WHAT NEEDS TO BE DONE: Output the entries below exactly as written, omitting pictures.

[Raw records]

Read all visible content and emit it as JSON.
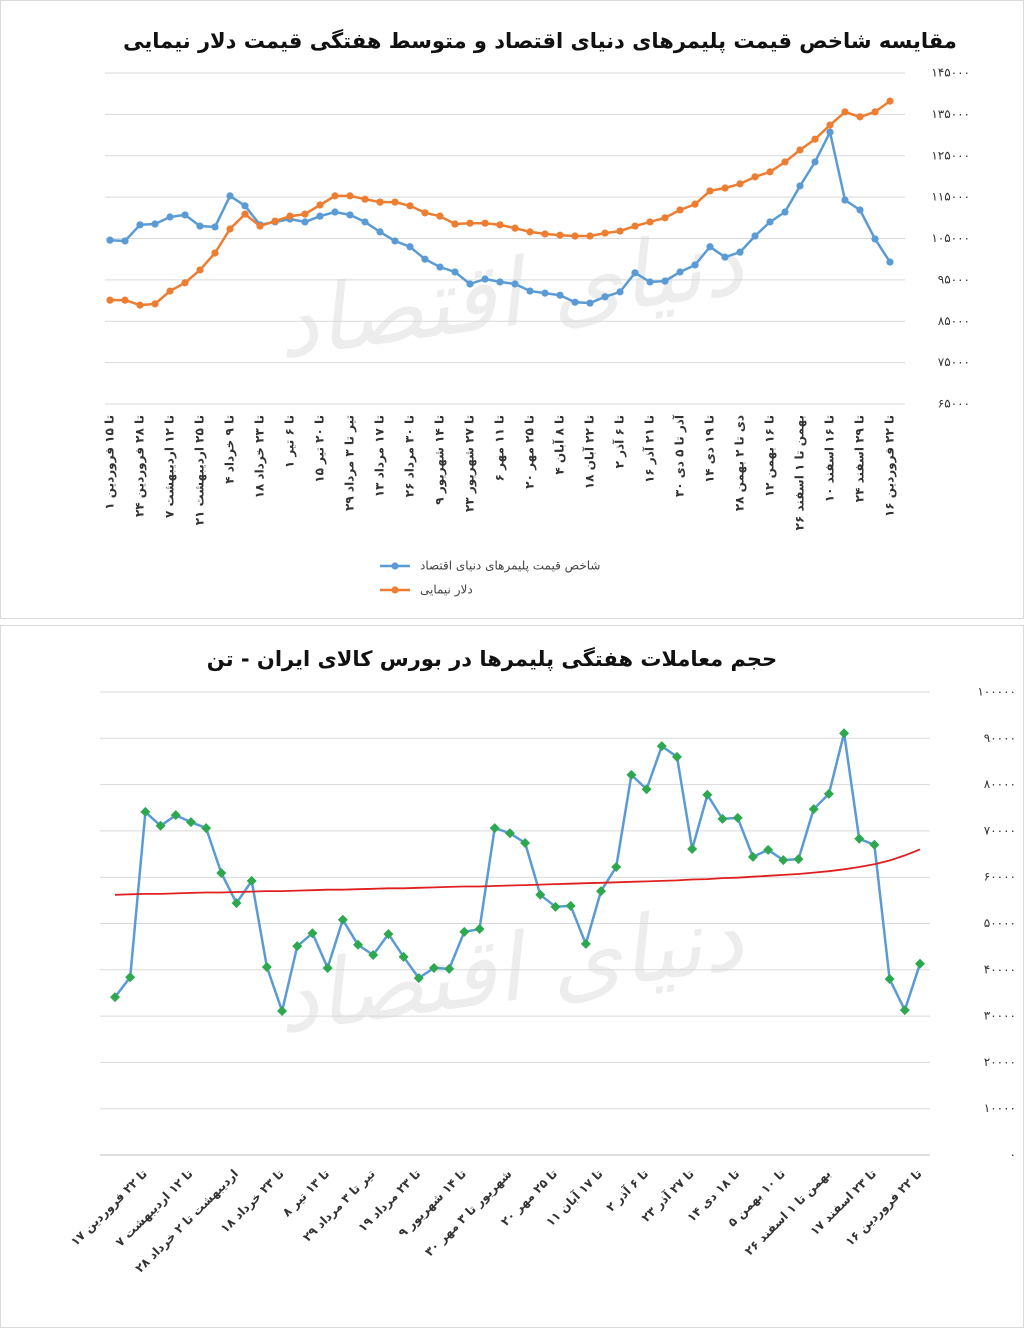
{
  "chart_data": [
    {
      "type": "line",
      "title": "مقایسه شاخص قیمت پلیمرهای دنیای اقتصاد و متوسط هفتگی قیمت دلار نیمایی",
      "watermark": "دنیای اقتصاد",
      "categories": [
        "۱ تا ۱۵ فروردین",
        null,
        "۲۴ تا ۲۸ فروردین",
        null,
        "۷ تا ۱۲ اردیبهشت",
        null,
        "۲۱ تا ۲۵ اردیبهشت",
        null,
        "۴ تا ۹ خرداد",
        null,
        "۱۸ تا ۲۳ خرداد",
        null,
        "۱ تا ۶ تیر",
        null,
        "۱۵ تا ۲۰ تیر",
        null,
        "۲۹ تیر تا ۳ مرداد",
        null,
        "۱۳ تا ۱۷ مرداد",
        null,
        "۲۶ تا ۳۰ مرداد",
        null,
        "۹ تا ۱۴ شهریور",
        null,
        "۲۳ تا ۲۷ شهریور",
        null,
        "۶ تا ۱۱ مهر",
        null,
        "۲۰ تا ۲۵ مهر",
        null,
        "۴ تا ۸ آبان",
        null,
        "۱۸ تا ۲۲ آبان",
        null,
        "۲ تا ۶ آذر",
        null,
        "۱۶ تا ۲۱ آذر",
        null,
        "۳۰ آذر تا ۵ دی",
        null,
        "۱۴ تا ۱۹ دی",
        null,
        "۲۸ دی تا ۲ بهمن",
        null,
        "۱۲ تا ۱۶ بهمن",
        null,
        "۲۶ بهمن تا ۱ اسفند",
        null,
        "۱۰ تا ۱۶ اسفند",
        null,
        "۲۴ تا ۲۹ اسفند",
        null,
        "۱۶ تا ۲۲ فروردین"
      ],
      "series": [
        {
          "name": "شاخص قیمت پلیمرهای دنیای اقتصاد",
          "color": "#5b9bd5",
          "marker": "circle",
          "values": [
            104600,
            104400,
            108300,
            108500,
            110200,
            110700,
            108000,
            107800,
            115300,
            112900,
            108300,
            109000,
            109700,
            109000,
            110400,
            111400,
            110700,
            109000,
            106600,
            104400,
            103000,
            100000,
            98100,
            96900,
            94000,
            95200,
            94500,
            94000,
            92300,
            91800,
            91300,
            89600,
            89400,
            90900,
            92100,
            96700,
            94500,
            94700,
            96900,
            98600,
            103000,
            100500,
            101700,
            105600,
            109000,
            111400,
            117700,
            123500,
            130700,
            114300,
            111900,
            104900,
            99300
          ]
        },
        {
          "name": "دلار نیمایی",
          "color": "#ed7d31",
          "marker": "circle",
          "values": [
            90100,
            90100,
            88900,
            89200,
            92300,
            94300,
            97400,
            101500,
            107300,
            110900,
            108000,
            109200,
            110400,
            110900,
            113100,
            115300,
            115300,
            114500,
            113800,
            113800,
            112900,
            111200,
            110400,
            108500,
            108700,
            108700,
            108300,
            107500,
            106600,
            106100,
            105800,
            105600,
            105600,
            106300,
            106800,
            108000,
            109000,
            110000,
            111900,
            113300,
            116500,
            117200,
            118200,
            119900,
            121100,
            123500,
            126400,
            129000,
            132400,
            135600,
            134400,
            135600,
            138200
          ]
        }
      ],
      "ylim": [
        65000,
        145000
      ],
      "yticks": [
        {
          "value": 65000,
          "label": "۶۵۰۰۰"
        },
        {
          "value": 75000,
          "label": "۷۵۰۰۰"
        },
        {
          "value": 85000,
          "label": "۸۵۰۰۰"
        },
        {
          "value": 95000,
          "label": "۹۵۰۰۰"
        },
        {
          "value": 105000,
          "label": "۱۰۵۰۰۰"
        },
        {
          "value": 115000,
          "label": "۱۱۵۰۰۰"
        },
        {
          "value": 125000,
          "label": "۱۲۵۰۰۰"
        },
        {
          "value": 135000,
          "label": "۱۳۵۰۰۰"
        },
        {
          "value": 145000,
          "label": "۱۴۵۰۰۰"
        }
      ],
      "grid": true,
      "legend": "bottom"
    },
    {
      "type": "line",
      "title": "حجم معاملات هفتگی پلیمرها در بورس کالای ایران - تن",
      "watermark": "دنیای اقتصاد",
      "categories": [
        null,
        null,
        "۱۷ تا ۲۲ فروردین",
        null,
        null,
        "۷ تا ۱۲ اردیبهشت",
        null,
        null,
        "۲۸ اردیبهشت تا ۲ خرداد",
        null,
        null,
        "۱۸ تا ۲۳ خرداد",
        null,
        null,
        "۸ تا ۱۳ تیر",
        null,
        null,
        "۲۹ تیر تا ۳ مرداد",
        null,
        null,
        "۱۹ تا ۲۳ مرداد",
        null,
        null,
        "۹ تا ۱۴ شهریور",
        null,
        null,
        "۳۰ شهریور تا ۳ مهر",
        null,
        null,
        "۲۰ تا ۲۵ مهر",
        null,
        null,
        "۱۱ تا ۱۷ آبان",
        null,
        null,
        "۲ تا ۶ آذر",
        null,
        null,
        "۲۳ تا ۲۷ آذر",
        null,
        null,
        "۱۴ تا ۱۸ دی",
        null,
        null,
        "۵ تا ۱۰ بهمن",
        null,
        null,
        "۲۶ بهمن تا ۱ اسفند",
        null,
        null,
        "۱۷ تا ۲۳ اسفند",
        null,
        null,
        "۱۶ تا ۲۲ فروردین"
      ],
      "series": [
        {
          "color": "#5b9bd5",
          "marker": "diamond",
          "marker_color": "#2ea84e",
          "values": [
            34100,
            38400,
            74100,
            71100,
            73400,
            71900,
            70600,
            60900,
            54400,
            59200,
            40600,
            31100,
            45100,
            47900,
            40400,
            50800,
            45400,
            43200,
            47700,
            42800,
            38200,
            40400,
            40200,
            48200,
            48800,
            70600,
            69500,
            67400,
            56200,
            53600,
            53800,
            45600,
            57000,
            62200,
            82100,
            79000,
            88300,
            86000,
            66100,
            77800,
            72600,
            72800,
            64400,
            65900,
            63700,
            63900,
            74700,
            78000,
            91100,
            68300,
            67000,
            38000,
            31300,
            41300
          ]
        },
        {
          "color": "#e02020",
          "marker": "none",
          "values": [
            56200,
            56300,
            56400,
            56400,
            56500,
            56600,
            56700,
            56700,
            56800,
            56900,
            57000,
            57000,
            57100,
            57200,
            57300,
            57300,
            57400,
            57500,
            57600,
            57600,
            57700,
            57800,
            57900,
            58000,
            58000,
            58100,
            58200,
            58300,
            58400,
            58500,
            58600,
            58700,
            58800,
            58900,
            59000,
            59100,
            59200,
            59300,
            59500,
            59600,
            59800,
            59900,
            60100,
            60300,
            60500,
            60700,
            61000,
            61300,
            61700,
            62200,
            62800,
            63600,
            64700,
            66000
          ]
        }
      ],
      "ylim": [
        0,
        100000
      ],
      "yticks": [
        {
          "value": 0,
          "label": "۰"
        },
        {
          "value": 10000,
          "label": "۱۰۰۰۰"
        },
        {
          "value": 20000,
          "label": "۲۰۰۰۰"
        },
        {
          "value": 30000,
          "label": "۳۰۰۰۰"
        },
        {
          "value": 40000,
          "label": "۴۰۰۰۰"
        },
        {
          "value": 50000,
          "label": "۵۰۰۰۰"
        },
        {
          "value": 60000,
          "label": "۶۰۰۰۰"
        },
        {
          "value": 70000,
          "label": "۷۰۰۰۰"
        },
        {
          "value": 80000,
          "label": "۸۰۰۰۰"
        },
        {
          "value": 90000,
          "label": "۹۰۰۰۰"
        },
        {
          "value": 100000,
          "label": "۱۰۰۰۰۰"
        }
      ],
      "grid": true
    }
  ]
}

THE RESULT:
Read all visible content and emit it as JSON.
{
  "chart_data": [
    {
      "type": "line",
      "title": "مقایسه شاخص قیمت پلیمرهای دنیای اقتصاد و متوسط هفتگی قیمت دلار نیمایی",
      "watermark": "دنیای اقتصاد",
      "categories": [
        "۱ تا ۱۵ فروردین",
        null,
        "۲۴ تا ۲۸ فروردین",
        null,
        "۷ تا ۱۲ اردیبهشت",
        null,
        "۲۱ تا ۲۵ اردیبهشت",
        null,
        "۴ تا ۹ خرداد",
        null,
        "۱۸ تا ۲۳ خرداد",
        null,
        "۱ تا ۶ تیر",
        null,
        "۱۵ تا ۲۰ تیر",
        null,
        "۲۹ تیر تا ۳ مرداد",
        null,
        "۱۳ تا ۱۷ مرداد",
        null,
        "۲۶ تا ۳۰ مرداد",
        null,
        "۹ تا ۱۴ شهریور",
        null,
        "۲۳ تا ۲۷ شهریور",
        null,
        "۶ تا ۱۱ مهر",
        null,
        "۲۰ تا ۲۵ مهر",
        null,
        "۴ تا ۸ آبان",
        null,
        "۱۸ تا ۲۲ آبان",
        null,
        "۲ تا ۶ آذر",
        null,
        "۱۶ تا ۲۱ آذر",
        null,
        "۳۰ آذر تا ۵ دی",
        null,
        "۱۴ تا ۱۹ دی",
        null,
        "۲۸ دی تا ۲ بهمن",
        null,
        "۱۲ تا ۱۶ بهمن",
        null,
        "۲۶ بهمن تا ۱ اسفند",
        null,
        "۱۰ تا ۱۶ اسفند",
        null,
        "۲۴ تا ۲۹ اسفند",
        null,
        "۱۶ تا ۲۲ فروردین"
      ],
      "series": [
        {
          "name": "شاخص قیمت پلیمرهای دنیای اقتصاد",
          "color": "#5b9bd5",
          "marker": "circle",
          "values": [
            104600,
            104400,
            108300,
            108500,
            110200,
            110700,
            108000,
            107800,
            115300,
            112900,
            108300,
            109000,
            109700,
            109000,
            110400,
            111400,
            110700,
            109000,
            106600,
            104400,
            103000,
            100000,
            98100,
            96900,
            94000,
            95200,
            94500,
            94000,
            92300,
            91800,
            91300,
            89600,
            89400,
            90900,
            92100,
            96700,
            94500,
            94700,
            96900,
            98600,
            103000,
            100500,
            101700,
            105600,
            109000,
            111400,
            117700,
            123500,
            130700,
            114300,
            111900,
            104900,
            99300
          ]
        },
        {
          "name": "دلار نیمایی",
          "color": "#ed7d31",
          "marker": "circle",
          "values": [
            90100,
            90100,
            88900,
            89200,
            92300,
            94300,
            97400,
            101500,
            107300,
            110900,
            108000,
            109200,
            110400,
            110900,
            113100,
            115300,
            115300,
            114500,
            113800,
            113800,
            112900,
            111200,
            110400,
            108500,
            108700,
            108700,
            108300,
            107500,
            106600,
            106100,
            105800,
            105600,
            105600,
            106300,
            106800,
            108000,
            109000,
            110000,
            111900,
            113300,
            116500,
            117200,
            118200,
            119900,
            121100,
            123500,
            126400,
            129000,
            132400,
            135600,
            134400,
            135600,
            138200
          ]
        }
      ],
      "ylim": [
        65000,
        145000
      ],
      "yticks": [
        {
          "value": 65000,
          "label": "۶۵۰۰۰"
        },
        {
          "value": 75000,
          "label": "۷۵۰۰۰"
        },
        {
          "value": 85000,
          "label": "۸۵۰۰۰"
        },
        {
          "value": 95000,
          "label": "۹۵۰۰۰"
        },
        {
          "value": 105000,
          "label": "۱۰۵۰۰۰"
        },
        {
          "value": 115000,
          "label": "۱۱۵۰۰۰"
        },
        {
          "value": 125000,
          "label": "۱۲۵۰۰۰"
        },
        {
          "value": 135000,
          "label": "۱۳۵۰۰۰"
        },
        {
          "value": 145000,
          "label": "۱۴۵۰۰۰"
        }
      ],
      "grid": true,
      "legend": "bottom"
    },
    {
      "type": "line",
      "title": "حجم معاملات هفتگی پلیمرها در بورس کالای ایران - تن",
      "watermark": "دنیای اقتصاد",
      "categories": [
        null,
        null,
        "۱۷ تا ۲۲ فروردین",
        null,
        null,
        "۷ تا ۱۲ اردیبهشت",
        null,
        null,
        "۲۸ اردیبهشت تا ۲ خرداد",
        null,
        null,
        "۱۸ تا ۲۳ خرداد",
        null,
        null,
        "۸ تا ۱۳ تیر",
        null,
        null,
        "۲۹ تیر تا ۳ مرداد",
        null,
        null,
        "۱۹ تا ۲۳ مرداد",
        null,
        null,
        "۹ تا ۱۴ شهریور",
        null,
        null,
        "۳۰ شهریور تا ۳ مهر",
        null,
        null,
        "۲۰ تا ۲۵ مهر",
        null,
        null,
        "۱۱ تا ۱۷ آبان",
        null,
        null,
        "۲ تا ۶ آذر",
        null,
        null,
        "۲۳ تا ۲۷ آذر",
        null,
        null,
        "۱۴ تا ۱۸ دی",
        null,
        null,
        "۵ تا ۱۰ بهمن",
        null,
        null,
        "۲۶ بهمن تا ۱ اسفند",
        null,
        null,
        "۱۷ تا ۲۳ اسفند",
        null,
        null,
        "۱۶ تا ۲۲ فروردین"
      ],
      "series": [
        {
          "color": "#5b9bd5",
          "marker": "diamond",
          "marker_color": "#2ea84e",
          "values": [
            34100,
            38400,
            74100,
            71100,
            73400,
            71900,
            70600,
            60900,
            54400,
            59200,
            40600,
            31100,
            45100,
            47900,
            40400,
            50800,
            45400,
            43200,
            47700,
            42800,
            38200,
            40400,
            40200,
            48200,
            48800,
            70600,
            69500,
            67400,
            56200,
            53600,
            53800,
            45600,
            57000,
            62200,
            82100,
            79000,
            88300,
            86000,
            66100,
            77800,
            72600,
            72800,
            64400,
            65900,
            63700,
            63900,
            74700,
            78000,
            91100,
            68300,
            67000,
            38000,
            31300,
            41300
          ]
        },
        {
          "color": "#e02020",
          "marker": "none",
          "values": [
            56200,
            56300,
            56400,
            56400,
            56500,
            56600,
            56700,
            56700,
            56800,
            56900,
            57000,
            57000,
            57100,
            57200,
            57300,
            57300,
            57400,
            57500,
            57600,
            57600,
            57700,
            57800,
            57900,
            58000,
            58000,
            58100,
            58200,
            58300,
            58400,
            58500,
            58600,
            58700,
            58800,
            58900,
            59000,
            59100,
            59200,
            59300,
            59500,
            59600,
            59800,
            59900,
            60100,
            60300,
            60500,
            60700,
            61000,
            61300,
            61700,
            62200,
            62800,
            63600,
            64700,
            66000
          ]
        }
      ],
      "ylim": [
        0,
        100000
      ],
      "yticks": [
        {
          "value": 0,
          "label": "۰"
        },
        {
          "value": 10000,
          "label": "۱۰۰۰۰"
        },
        {
          "value": 20000,
          "label": "۲۰۰۰۰"
        },
        {
          "value": 30000,
          "label": "۳۰۰۰۰"
        },
        {
          "value": 40000,
          "label": "۴۰۰۰۰"
        },
        {
          "value": 50000,
          "label": "۵۰۰۰۰"
        },
        {
          "value": 60000,
          "label": "۶۰۰۰۰"
        },
        {
          "value": 70000,
          "label": "۷۰۰۰۰"
        },
        {
          "value": 80000,
          "label": "۸۰۰۰۰"
        },
        {
          "value": 90000,
          "label": "۹۰۰۰۰"
        },
        {
          "value": 100000,
          "label": "۱۰۰۰۰۰"
        }
      ],
      "grid": true
    }
  ]
}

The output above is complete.